#### Instruction 1
Can you echo, word for word, everything in the cycling post from "In defense of" down to "that’s about it."?
#### Instruction 2
What does the cycling post say in answer to each of these?
(a) How many miles per week would the writer have needed to average over 52 weeks to reach 10,000 miles?
(b) What is the writer's current yearly mileage?
(c) What does the writer call miles accumulated while riding a trainer?
#### Instruction 3
Which figures does the cycling post give in miles or in miles per week? List each one once.

== Article ==

Therefore I will endeavor to ride more than 10,000 miles before the end of the year. Yes, I know that only inexperienced fools keep track of their miles instead of their hours on the bike, but 10,000 miles is a nice round number and it serves to impress people who don’t ride bikes, and that’s on of the main reason I continue to ride. It’s not like I’m winning anything. 10,000 miles is also a very attainable goal for me, I just have to continue on the path I have followed for the rest of the year and I will have attained my goal. It’s low lying fruit, like Jens Voigt’s hour record attempt, it’s there for the taking.

Math says that to make it to 10,000 miles, I needed to average 192 miles per week for 52 weeks. I took a few weeks off this year in order to be sick and pay for other riders to have a wonderful ride around Iowa, so I’m a bit behind. Currently my yearly mileage is at 7,345 and we’re 40 weeks into the year, so I will have to average about 221 miles per week to make my goal. It looks like I may be setting the 51 minute record instead of the hour record, but stay tuned, it could happen.

In the interest of full disclosure, I also include “ghost miles” in my Strava feed. Ghost miles are those accumulated while riding a trainer. To calculate my ghost miles, I take the average MPH from the most recent outdoor and multiply it by the time spent on my trainer. I then enter these miles manually on Strava. Some may think of this as cheating, but I would suggest anyone that concerned with ghost miles should take a good look at their own lives and consider making some drastic changes. In fact, while I’m talking Strava and ghost miles…

In defense of Strava

In the interest of full disclosure, I am a Strava user. I don’t pay for the premium service because the additional services offered aren’t beguiling enough to overcome my innate crabby bike racer frugality. (Complaining about the cost of bike things and expecting to get things for free is an affliction that most bike racers of a certain experience level develop, because they’re totally, like, the same as a pro, and any bike company would be lucky to have them use their stuff because every one looks up to them.) I dutifully upload my data after every ride, and I use this accumulated data to plan my next steps, training-wise—and that’s about it.

===
== Listed records ==

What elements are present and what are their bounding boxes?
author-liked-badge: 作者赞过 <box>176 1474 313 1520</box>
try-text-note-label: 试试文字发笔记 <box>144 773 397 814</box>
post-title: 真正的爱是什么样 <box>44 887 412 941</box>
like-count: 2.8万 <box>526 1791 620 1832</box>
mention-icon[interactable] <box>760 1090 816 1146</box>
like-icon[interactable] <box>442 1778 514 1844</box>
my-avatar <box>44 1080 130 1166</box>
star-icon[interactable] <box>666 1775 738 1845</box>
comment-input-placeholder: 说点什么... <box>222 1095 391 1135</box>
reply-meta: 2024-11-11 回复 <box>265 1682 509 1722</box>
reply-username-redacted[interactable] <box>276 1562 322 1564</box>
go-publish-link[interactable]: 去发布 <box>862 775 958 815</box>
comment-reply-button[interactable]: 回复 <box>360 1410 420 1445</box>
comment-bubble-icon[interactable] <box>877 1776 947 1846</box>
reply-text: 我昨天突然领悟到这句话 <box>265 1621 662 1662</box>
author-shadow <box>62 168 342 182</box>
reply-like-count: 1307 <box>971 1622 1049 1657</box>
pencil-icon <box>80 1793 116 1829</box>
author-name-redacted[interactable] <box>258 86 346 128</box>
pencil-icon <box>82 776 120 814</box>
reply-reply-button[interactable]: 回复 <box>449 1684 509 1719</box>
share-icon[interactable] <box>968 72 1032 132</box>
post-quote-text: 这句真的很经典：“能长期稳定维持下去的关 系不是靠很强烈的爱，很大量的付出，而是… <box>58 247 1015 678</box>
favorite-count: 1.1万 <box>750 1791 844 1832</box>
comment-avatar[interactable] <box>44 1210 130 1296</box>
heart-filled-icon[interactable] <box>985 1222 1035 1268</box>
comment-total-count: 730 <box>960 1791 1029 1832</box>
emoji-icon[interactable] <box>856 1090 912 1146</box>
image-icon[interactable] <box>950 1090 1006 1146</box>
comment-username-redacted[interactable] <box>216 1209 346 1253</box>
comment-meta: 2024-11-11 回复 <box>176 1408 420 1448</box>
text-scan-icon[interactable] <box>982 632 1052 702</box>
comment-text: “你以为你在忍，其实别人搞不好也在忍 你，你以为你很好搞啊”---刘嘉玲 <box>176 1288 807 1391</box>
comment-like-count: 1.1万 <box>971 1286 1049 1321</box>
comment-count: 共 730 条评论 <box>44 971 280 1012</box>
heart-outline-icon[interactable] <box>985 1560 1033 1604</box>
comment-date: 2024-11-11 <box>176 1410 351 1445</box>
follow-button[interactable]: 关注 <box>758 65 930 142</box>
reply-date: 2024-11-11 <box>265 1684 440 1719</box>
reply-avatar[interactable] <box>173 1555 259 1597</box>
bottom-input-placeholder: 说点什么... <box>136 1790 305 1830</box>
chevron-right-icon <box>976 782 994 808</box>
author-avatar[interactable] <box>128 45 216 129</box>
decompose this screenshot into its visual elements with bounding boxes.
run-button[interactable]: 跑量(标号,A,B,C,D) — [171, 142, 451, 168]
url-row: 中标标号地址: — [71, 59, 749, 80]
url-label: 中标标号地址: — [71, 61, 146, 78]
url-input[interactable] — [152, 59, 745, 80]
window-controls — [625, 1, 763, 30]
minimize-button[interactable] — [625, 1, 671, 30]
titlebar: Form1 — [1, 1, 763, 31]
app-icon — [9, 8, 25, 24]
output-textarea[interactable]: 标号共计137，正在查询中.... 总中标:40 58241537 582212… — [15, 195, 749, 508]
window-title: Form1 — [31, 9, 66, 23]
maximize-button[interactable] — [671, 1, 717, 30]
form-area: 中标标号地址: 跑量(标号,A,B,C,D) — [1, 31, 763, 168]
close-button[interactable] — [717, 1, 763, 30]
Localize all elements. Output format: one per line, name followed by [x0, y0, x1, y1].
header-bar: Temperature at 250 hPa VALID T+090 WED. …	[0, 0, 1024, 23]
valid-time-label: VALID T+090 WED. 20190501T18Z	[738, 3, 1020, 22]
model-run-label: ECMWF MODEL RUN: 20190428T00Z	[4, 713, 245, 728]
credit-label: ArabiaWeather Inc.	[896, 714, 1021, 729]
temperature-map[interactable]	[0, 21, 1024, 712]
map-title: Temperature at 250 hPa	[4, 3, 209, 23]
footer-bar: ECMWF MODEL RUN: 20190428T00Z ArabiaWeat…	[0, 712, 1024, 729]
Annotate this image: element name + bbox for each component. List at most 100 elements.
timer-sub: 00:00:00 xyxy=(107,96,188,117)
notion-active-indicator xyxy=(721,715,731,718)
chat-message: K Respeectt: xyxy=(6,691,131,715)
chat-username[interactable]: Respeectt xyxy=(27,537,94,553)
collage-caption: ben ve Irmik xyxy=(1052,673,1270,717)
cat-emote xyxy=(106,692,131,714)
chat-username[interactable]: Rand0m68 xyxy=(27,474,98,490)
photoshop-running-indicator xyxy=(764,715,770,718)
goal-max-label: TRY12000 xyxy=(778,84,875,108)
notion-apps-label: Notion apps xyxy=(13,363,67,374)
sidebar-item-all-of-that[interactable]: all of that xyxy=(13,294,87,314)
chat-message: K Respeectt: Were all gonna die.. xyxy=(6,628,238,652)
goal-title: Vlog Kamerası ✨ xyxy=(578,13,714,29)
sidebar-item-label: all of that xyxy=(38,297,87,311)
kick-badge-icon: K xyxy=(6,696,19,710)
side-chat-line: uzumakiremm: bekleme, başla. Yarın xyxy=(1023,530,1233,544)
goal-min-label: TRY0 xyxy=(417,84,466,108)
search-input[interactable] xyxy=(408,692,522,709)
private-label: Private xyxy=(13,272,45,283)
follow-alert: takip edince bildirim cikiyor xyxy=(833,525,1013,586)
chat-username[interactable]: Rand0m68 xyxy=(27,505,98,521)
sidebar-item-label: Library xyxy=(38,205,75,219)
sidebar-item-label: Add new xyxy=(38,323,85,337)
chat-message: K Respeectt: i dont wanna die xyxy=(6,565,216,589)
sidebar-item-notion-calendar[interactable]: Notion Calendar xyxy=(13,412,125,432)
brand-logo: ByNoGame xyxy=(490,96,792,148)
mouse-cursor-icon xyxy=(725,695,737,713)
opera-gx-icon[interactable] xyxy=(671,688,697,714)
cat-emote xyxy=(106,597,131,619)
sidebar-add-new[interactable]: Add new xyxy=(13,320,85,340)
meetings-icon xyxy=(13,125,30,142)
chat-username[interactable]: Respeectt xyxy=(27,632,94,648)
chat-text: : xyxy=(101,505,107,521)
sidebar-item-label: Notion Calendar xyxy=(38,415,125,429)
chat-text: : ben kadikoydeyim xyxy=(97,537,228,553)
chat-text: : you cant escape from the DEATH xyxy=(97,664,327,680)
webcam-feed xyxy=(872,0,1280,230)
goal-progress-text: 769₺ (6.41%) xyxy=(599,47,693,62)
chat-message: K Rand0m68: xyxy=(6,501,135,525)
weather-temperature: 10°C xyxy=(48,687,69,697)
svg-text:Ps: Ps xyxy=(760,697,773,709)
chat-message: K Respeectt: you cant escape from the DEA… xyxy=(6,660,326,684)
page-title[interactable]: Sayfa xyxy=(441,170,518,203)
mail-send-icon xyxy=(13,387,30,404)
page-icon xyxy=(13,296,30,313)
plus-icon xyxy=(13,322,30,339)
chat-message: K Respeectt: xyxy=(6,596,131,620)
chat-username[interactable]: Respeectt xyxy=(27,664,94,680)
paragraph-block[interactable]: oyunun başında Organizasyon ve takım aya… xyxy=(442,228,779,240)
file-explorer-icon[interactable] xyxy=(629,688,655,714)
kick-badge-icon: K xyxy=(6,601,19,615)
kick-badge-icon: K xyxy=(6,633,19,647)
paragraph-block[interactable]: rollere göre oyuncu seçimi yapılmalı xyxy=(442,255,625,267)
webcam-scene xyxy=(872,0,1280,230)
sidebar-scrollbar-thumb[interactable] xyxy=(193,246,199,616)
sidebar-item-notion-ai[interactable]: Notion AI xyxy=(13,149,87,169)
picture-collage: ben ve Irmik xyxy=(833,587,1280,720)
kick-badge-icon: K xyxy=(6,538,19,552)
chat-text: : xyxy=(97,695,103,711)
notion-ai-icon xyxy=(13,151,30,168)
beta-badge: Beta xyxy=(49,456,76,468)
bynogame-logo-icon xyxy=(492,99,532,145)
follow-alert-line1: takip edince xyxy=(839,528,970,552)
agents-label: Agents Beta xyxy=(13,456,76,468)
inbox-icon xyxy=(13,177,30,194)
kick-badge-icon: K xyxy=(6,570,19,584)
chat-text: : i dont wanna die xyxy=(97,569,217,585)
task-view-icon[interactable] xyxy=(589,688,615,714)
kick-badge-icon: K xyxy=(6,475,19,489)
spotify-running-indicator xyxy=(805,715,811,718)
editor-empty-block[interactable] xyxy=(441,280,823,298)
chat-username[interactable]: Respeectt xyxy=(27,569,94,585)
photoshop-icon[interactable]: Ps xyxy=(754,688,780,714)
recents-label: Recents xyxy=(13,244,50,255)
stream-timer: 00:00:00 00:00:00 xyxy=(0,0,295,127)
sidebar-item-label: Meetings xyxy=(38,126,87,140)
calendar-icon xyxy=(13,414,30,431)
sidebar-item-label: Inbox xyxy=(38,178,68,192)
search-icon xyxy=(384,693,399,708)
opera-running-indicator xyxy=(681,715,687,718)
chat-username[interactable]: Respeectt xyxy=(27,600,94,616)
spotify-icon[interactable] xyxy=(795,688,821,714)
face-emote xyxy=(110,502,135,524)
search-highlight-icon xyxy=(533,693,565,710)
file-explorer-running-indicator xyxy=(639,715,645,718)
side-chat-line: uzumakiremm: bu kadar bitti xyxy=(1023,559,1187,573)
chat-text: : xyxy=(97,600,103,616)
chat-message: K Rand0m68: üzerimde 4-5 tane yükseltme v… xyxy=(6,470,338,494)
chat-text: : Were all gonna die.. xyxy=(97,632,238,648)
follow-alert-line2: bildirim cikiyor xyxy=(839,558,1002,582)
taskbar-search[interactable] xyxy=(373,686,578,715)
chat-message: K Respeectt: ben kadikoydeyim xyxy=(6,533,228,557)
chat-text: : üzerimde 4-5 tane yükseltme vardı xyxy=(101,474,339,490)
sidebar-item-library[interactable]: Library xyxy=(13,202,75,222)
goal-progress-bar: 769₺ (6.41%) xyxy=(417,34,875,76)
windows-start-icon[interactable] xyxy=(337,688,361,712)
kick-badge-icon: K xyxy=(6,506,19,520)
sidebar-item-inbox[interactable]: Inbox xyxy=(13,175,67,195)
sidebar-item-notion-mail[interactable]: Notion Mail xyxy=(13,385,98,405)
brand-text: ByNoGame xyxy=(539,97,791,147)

===

#### Task result 1
In defense of Strava

In the interest of full disclosure, I am a Strava user. I don’t pay for the premium service because the additional services offered aren’t beguiling enough to overcome my innate crabby bike racer frugality. (Complaining about the cost of bike things and expecting to get things for free is an affliction that most bike racers of a certain experience level develop, because they’re totally, like, the same as a pro, and any bike company would be lucky to have them use their stuff because every one looks up to them.) I dutifully upload my data after every ride, and I use this accumulated data to plan my next steps, training-wise—and that’s about it.

#### Task result 2
(a) 192 miles per week
(b) 7,345
(c) Ghost miles

#### Task result 3
10,000 miles
192 miles per week
7,345 miles
221 miles per week